» EXERCISE DETAILS
Repeat all of the records verbatim.

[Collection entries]
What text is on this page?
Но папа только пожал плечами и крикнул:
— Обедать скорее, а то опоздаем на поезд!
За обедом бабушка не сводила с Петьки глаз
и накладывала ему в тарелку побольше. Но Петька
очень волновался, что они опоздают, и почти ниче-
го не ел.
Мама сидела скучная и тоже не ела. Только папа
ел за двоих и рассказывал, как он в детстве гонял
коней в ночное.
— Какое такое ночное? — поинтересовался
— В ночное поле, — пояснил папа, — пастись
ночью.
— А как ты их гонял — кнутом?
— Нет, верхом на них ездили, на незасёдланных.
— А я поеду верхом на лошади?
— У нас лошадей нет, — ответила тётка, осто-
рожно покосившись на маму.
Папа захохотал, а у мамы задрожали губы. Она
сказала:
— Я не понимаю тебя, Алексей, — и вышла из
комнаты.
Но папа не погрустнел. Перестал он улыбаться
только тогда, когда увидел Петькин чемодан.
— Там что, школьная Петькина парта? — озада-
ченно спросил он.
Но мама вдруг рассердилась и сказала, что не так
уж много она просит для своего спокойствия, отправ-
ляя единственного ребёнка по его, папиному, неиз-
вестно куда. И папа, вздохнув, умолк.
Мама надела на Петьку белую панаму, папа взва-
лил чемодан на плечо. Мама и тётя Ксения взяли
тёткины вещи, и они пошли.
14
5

» RESULT FOR THIS TASK
What text is on this page?
Но папа только пожал плечами и крикнул:
— Обедать скорее, а то опоздаем на поезд!
За обедом бабушка не сводила с Петьки глаз
и накладывала ему в тарелку побольше. Но Петька
очень волновался, что они опоздают, и почти ниче-
го не ел.
Мама сидела скучная и тоже не ела. Только папа
ел за двоих и рассказывал, как он в детстве гонял
коней в ночное.
— Какое такое ночное? — поинтересовался
— В ночное поле, — пояснил папа, — пастись
ночью.
— А как ты их гонял — кнутом?
— Нет, верхом на них ездили, на незасёдланных.
— А я поеду верхом на лошади?
— У нас лошадей нет, — ответила тётка, осто-
рожно покосившись на маму.
Папа захохотал, а у мамы задрожали губы. Она
сказала:
— Я не понимаю тебя, Алексей, — и вышла из
комнаты.
Но папа не погрустнел. Перестал он улыбаться
только тогда, когда увидел Петькин чемодан.
— Там что, школьная Петькина парта? — озада-
ченно спросил он.
Но мама вдруг рассердилась и сказала, что не так
уж много она просит для своего спокойствия, отправ-
ляя единственного ребёнка по его, папиному, неиз-
вестно куда. И папа, вздохнув, умолк.
Мама надела на Петьку белую панаму, папа взва-
лил чемодан на плечо. Мама и тётя Ксения взяли
тёткины вещи, и они пошли.
14
5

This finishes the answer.